## Recorded data
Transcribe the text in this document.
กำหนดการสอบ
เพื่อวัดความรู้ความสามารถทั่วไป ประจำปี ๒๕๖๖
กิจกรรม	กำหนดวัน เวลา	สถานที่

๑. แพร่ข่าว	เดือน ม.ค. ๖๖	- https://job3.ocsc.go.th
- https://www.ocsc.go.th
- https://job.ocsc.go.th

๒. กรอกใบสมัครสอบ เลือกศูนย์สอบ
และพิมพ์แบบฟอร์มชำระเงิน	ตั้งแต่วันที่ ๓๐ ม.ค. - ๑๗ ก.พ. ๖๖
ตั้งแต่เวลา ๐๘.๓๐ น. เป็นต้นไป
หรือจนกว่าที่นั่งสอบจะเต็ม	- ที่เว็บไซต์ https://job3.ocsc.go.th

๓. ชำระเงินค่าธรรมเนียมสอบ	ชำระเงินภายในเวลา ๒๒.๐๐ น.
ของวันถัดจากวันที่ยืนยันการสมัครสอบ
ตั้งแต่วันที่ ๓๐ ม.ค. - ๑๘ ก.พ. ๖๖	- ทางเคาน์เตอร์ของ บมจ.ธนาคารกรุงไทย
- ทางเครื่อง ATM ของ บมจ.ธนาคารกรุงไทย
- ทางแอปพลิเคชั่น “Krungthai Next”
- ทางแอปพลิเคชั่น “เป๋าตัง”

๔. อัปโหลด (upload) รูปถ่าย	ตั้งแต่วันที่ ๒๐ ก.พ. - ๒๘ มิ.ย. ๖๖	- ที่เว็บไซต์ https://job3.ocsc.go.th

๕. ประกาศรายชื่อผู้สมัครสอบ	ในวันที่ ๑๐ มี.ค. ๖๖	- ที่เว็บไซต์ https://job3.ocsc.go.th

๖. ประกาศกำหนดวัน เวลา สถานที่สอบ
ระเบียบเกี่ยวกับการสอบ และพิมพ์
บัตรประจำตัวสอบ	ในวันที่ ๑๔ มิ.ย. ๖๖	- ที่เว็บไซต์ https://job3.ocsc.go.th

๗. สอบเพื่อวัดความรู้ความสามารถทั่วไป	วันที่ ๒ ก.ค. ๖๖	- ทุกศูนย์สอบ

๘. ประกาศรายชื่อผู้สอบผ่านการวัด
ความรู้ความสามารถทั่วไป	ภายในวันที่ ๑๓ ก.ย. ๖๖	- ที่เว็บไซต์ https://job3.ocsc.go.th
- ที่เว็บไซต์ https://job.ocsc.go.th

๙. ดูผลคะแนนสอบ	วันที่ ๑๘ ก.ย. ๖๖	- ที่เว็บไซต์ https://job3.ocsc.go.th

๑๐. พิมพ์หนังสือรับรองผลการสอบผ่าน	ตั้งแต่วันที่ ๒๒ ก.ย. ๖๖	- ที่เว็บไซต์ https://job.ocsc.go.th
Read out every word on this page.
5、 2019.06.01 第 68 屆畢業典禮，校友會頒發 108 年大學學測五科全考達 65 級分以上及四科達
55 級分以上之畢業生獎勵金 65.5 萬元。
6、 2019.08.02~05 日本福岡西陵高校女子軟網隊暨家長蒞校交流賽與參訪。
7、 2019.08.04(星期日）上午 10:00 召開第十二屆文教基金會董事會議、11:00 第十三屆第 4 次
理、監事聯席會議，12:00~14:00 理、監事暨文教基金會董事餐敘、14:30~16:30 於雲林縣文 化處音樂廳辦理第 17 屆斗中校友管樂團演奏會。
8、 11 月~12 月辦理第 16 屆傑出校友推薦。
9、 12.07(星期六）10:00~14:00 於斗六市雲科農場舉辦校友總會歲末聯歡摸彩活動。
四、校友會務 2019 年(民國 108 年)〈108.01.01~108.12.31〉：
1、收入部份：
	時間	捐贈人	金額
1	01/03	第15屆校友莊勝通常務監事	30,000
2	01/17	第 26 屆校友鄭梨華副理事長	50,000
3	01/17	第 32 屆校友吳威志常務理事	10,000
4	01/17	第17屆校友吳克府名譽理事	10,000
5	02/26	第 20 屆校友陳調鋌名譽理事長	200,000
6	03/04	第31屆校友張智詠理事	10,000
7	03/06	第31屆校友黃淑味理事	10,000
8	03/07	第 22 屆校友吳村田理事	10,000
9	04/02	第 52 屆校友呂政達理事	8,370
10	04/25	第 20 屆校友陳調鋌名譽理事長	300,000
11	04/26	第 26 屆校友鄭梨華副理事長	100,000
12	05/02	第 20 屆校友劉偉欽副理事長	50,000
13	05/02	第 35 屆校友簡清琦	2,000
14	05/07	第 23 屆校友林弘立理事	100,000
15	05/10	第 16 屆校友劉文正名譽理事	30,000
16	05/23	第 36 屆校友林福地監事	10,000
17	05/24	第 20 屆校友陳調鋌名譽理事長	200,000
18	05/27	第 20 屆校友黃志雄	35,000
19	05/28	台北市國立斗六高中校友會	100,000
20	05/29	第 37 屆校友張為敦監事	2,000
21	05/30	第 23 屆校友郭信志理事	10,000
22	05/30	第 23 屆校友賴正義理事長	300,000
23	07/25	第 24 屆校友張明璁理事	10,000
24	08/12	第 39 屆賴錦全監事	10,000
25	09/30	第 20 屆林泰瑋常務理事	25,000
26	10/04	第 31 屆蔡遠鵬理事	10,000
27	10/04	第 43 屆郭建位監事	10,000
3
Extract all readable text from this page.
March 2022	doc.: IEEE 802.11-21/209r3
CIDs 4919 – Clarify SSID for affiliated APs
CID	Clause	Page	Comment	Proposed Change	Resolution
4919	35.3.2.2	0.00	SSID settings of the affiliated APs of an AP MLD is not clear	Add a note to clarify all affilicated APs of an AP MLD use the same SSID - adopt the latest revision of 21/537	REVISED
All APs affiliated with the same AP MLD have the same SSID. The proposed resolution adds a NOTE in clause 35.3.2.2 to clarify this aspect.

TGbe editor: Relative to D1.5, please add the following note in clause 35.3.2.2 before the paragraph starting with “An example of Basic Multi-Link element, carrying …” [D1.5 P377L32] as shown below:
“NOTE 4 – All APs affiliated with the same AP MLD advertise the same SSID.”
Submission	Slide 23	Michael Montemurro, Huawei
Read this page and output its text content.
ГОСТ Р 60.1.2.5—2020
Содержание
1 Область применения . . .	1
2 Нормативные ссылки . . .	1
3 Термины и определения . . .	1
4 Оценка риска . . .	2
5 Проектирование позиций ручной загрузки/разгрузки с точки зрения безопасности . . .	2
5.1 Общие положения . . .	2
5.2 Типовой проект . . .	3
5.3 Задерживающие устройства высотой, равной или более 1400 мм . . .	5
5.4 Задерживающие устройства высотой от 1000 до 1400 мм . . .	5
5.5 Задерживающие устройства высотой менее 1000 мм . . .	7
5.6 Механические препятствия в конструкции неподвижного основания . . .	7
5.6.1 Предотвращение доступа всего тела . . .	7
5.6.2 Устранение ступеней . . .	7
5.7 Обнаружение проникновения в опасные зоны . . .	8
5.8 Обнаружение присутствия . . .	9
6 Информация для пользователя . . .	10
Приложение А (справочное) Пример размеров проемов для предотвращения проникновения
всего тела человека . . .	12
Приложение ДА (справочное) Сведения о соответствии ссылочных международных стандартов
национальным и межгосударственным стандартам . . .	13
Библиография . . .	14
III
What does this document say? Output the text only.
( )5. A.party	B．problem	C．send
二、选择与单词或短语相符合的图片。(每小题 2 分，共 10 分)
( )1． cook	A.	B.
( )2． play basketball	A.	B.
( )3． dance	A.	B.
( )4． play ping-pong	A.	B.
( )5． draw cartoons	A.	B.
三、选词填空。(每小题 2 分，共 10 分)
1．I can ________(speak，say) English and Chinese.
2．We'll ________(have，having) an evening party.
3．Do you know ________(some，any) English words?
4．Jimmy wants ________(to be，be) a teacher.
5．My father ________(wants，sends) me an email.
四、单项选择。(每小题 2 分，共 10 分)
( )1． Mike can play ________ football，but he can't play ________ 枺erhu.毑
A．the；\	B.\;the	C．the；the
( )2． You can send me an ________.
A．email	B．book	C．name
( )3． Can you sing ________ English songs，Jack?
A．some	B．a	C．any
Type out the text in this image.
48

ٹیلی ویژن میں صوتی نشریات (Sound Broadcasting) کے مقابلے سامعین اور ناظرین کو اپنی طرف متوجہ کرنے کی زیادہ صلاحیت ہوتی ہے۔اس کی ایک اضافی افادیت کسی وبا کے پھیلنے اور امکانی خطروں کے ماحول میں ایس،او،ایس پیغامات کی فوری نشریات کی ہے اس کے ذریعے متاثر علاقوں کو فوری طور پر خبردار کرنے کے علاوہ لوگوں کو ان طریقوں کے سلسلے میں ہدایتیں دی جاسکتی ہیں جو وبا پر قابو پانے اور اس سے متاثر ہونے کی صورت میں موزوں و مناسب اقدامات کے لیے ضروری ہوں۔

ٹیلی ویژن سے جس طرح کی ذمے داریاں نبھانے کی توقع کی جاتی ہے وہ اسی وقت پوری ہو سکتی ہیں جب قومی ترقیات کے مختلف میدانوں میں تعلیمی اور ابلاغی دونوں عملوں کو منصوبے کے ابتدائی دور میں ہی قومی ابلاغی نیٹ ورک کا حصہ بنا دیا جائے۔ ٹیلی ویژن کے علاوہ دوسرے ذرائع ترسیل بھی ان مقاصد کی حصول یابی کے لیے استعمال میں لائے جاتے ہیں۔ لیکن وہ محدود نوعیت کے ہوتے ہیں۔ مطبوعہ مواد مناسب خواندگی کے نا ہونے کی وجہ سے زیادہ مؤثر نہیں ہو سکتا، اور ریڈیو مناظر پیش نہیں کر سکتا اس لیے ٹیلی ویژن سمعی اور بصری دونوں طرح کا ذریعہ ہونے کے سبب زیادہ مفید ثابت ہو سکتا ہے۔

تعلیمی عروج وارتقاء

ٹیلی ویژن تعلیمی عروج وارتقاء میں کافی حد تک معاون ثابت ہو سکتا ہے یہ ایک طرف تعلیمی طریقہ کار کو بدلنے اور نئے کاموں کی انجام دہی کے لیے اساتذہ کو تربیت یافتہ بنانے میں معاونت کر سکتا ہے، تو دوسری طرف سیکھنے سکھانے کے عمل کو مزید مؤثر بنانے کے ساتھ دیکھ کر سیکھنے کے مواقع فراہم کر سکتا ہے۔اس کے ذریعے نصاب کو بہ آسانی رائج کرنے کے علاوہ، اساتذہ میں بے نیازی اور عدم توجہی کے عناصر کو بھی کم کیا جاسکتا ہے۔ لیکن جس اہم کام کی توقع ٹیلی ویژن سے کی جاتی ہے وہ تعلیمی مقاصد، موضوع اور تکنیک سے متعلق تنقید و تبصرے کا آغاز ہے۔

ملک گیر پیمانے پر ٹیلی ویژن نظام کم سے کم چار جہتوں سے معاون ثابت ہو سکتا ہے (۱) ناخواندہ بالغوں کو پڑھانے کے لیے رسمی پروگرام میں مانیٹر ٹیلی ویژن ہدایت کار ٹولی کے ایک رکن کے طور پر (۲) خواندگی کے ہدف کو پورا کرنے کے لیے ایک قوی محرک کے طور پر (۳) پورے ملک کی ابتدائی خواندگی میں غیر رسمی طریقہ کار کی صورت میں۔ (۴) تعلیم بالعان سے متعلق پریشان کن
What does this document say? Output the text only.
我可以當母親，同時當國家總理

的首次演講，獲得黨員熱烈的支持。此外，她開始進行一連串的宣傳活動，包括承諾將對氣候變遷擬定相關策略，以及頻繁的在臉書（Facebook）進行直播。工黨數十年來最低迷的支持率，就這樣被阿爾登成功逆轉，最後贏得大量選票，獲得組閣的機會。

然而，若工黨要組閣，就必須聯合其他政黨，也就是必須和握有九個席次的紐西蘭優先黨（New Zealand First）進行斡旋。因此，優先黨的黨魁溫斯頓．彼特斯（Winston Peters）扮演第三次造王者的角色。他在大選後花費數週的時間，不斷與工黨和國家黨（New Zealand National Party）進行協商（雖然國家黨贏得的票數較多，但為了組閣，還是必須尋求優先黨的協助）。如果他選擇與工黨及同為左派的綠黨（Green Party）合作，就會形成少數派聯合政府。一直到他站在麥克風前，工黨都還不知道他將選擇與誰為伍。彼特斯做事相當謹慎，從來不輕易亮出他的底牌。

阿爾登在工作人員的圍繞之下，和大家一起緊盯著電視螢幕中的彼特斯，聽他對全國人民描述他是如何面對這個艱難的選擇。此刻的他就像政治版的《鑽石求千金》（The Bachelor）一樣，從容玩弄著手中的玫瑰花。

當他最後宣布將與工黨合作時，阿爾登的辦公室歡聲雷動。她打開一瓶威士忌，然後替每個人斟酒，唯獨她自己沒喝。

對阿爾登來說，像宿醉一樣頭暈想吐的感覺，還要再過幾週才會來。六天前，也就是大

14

## STATED EXERCISE
Filter the records, keeping only lines that contain "some", and show those lines.

## EXERCISE ANSWER
3．Do you know ________(some，any) English words?
A．some	B．a	C．any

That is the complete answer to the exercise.